## Goal
Each record must be retyped in full. No character may differ.

## The input
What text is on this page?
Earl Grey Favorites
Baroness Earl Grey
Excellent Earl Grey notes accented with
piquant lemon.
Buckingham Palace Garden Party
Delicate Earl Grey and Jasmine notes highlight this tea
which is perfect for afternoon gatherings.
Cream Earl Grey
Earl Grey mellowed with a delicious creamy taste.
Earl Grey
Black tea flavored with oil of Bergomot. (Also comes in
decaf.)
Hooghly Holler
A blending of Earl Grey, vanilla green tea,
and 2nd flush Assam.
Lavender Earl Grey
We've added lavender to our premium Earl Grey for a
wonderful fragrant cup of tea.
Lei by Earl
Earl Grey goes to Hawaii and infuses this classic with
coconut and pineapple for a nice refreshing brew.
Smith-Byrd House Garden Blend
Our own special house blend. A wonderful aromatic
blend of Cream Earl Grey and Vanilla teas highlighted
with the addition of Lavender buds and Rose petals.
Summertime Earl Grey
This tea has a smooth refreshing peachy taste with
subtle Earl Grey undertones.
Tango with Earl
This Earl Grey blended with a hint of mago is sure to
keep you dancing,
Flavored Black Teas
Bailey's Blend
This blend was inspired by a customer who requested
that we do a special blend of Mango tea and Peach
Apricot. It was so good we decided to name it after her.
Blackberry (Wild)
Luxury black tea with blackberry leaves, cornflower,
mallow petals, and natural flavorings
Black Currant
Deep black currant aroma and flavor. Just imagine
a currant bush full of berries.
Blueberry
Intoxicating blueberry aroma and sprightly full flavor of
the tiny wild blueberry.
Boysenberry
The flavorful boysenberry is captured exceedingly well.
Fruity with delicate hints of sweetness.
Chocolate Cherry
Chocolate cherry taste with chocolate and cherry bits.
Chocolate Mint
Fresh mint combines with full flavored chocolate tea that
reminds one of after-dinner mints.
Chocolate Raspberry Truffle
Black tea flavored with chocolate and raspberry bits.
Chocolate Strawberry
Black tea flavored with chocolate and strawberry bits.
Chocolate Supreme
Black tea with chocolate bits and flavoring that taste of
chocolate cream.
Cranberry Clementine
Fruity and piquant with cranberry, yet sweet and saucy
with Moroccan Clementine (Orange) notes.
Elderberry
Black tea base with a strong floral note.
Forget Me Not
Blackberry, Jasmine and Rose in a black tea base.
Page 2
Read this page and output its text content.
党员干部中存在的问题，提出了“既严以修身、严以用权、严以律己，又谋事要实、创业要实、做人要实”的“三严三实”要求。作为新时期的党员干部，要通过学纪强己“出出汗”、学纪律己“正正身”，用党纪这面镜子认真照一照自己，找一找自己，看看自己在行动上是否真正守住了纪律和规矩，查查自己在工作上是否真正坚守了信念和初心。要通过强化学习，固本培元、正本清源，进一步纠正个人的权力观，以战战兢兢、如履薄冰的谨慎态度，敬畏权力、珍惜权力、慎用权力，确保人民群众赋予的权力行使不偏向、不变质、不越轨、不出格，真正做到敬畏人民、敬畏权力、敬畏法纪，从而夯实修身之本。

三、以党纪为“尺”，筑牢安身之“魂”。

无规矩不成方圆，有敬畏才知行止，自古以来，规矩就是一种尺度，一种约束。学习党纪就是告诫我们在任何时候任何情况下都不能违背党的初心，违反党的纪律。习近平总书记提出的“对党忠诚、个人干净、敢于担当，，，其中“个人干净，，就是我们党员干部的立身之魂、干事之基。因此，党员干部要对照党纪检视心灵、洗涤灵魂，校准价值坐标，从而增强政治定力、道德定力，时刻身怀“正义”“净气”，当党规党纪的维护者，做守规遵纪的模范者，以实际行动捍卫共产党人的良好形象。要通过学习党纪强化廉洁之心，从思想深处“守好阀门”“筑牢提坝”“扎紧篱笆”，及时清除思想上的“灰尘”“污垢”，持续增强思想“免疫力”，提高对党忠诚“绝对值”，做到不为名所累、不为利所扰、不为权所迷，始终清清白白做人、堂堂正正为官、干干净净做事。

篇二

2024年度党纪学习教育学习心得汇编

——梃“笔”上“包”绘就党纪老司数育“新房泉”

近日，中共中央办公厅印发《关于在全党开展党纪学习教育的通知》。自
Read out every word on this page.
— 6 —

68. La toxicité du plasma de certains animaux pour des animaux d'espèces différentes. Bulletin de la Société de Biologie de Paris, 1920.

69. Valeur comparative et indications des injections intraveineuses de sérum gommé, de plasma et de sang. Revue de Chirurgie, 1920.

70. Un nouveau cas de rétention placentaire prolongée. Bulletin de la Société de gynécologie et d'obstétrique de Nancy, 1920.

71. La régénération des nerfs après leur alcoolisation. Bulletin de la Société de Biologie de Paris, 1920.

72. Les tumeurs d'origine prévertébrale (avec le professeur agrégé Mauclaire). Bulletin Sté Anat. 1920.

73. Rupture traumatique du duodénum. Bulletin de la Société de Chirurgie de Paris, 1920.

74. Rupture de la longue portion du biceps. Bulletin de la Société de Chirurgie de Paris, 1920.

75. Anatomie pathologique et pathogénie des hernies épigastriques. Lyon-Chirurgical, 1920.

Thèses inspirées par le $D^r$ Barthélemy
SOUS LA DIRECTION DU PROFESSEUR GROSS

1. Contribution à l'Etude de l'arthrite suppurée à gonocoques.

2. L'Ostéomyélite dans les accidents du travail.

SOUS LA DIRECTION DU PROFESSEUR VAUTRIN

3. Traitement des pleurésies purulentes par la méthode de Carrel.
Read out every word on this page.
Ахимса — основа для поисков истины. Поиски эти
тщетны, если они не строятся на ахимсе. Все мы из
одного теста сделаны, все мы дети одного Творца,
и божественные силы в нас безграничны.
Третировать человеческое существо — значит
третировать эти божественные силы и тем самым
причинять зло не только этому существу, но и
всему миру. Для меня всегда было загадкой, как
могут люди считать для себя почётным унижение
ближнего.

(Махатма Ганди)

## Output below
What text is on this page?
Earl Grey Favorites
Baroness Earl Grey
Excellent Earl Grey notes accented with
piquant lemon.
Buckingham Palace Garden Party
Delicate Earl Grey and Jasmine notes highlight this tea
which is perfect for afternoon gatherings.
Cream Earl Grey
Earl Grey mellowed with a delicious creamy taste.
Earl Grey
Black tea flavored with oil of Bergomot. (Also comes in
decaf.)
Hooghly Holler
A blending of Earl Grey, vanilla green tea,
and 2nd flush Assam.
Lavender Earl Grey
We've added lavender to our premium Earl Grey for a
wonderful fragrant cup of tea.
Lei by Earl
Earl Grey goes to Hawaii and infuses this classic with
coconut and pineapple for a nice refreshing brew.
Smith-Byrd House Garden Blend
Our own special house blend. A wonderful aromatic
blend of Cream Earl Grey and Vanilla teas highlighted
with the addition of Lavender buds and Rose petals.
Summertime Earl Grey
This tea has a smooth refreshing peachy taste with
subtle Earl Grey undertones.
Tango with Earl
This Earl Grey blended with a hint of mago is sure to
keep you dancing,
Flavored Black Teas
Bailey's Blend
This blend was inspired by a customer who requested
that we do a special blend of Mango tea and Peach
Apricot. It was so good we decided to name it after her.
Blackberry (Wild)
Luxury black tea with blackberry leaves, cornflower,
mallow petals, and natural flavorings
Black Currant
Deep black currant aroma and flavor. Just imagine
a currant bush full of berries.
Blueberry
Intoxicating blueberry aroma and sprightly full flavor of
the tiny wild blueberry.
Boysenberry
The flavorful boysenberry is captured exceedingly well.
Fruity with delicate hints of sweetness.
Chocolate Cherry
Chocolate cherry taste with chocolate and cherry bits.
Chocolate Mint
Fresh mint combines with full flavored chocolate tea that
reminds one of after-dinner mints.
Chocolate Raspberry Truffle
Black tea flavored with chocolate and raspberry bits.
Chocolate Strawberry
Black tea flavored with chocolate and strawberry bits.
Chocolate Supreme
Black tea with chocolate bits and flavoring that taste of
chocolate cream.
Cranberry Clementine
Fruity and piquant with cranberry, yet sweet and saucy
with Moroccan Clementine (Orange) notes.
Elderberry
Black tea base with a strong floral note.
Forget Me Not
Blackberry, Jasmine and Rose in a black tea base.
Page 2
Read this page and output its text content.
党员干部中存在的问题，提出了“既严以修身、严以用权、严以律己，又谋事要实、创业要实、做人要实”的“三严三实”要求。作为新时期的党员干部，要通过学纪强己“出出汗”、学纪律己“正正身”，用党纪这面镜子认真照一照自己，找一找自己，看看自己在行动上是否真正守住了纪律和规矩，查查自己在工作上是否真正坚守了信念和初心。要通过强化学习，固本培元、正本清源，进一步纠正个人的权力观，以战战兢兢、如履薄冰的谨慎态度，敬畏权力、珍惜权力、慎用权力，确保人民群众赋予的权力行使不偏向、不变质、不越轨、不出格，真正做到敬畏人民、敬畏权力、敬畏法纪，从而夯实修身之本。

三、以党纪为“尺”，筑牢安身之“魂”。

无规矩不成方圆，有敬畏才知行止，自古以来，规矩就是一种尺度，一种约束。学习党纪就是告诫我们在任何时候任何情况下都不能违背党的初心，违反党的纪律。习近平总书记提出的“对党忠诚、个人干净、敢于担当，，，其中“个人干净，，就是我们党员干部的立身之魂、干事之基。因此，党员干部要对照党纪检视心灵、洗涤灵魂，校准价值坐标，从而增强政治定力、道德定力，时刻身怀“正义”“净气”，当党规党纪的维护者，做守规遵纪的模范者，以实际行动捍卫共产党人的良好形象。要通过学习党纪强化廉洁之心，从思想深处“守好阀门”“筑牢提坝”“扎紧篱笆”，及时清除思想上的“灰尘”“污垢”，持续增强思想“免疫力”，提高对党忠诚“绝对值”，做到不为名所累、不为利所扰、不为权所迷，始终清清白白做人、堂堂正正为官、干干净净做事。

篇二

2024年度党纪学习教育学习心得汇编

——梃“笔”上“包”绘就党纪老司数育“新房泉”

近日，中共中央办公厅印发《关于在全党开展党纪学习教育的通知》。自
Read out every word on this page.
— 6 —

68. La toxicité du plasma de certains animaux pour des animaux d'espèces différentes. Bulletin de la Société de Biologie de Paris, 1920.

69. Valeur comparative et indications des injections intraveineuses de sérum gommé, de plasma et de sang. Revue de Chirurgie, 1920.

70. Un nouveau cas de rétention placentaire prolongée. Bulletin de la Société de gynécologie et d'obstétrique de Nancy, 1920.

71. La régénération des nerfs après leur alcoolisation. Bulletin de la Société de Biologie de Paris, 1920.

72. Les tumeurs d'origine prévertébrale (avec le professeur agrégé Mauclaire). Bulletin Sté Anat. 1920.

73. Rupture traumatique du duodénum. Bulletin de la Société de Chirurgie de Paris, 1920.

74. Rupture de la longue portion du biceps. Bulletin de la Société de Chirurgie de Paris, 1920.

75. Anatomie pathologique et pathogénie des hernies épigastriques. Lyon-Chirurgical, 1920.

Thèses inspirées par le $D^r$ Barthélemy
SOUS LA DIRECTION DU PROFESSEUR GROSS

1. Contribution à l'Etude de l'arthrite suppurée à gonocoques.

2. L'Ostéomyélite dans les accidents du travail.

SOUS LA DIRECTION DU PROFESSEUR VAUTRIN

3. Traitement des pleurésies purulentes par la méthode de Carrel.
Read out every word on this page.
Ахимса — основа для поисков истины. Поиски эти
тщетны, если они не строятся на ахимсе. Все мы из
одного теста сделаны, все мы дети одного Творца,
и божественные силы в нас безграничны.
Третировать человеческое существо — значит
третировать эти божественные силы и тем самым
причинять зло не только этому существу, но и
всему миру. Для меня всегда было загадкой, как
могут люди считать для себя почётным унижение
ближнего.

(Махатма Ганди)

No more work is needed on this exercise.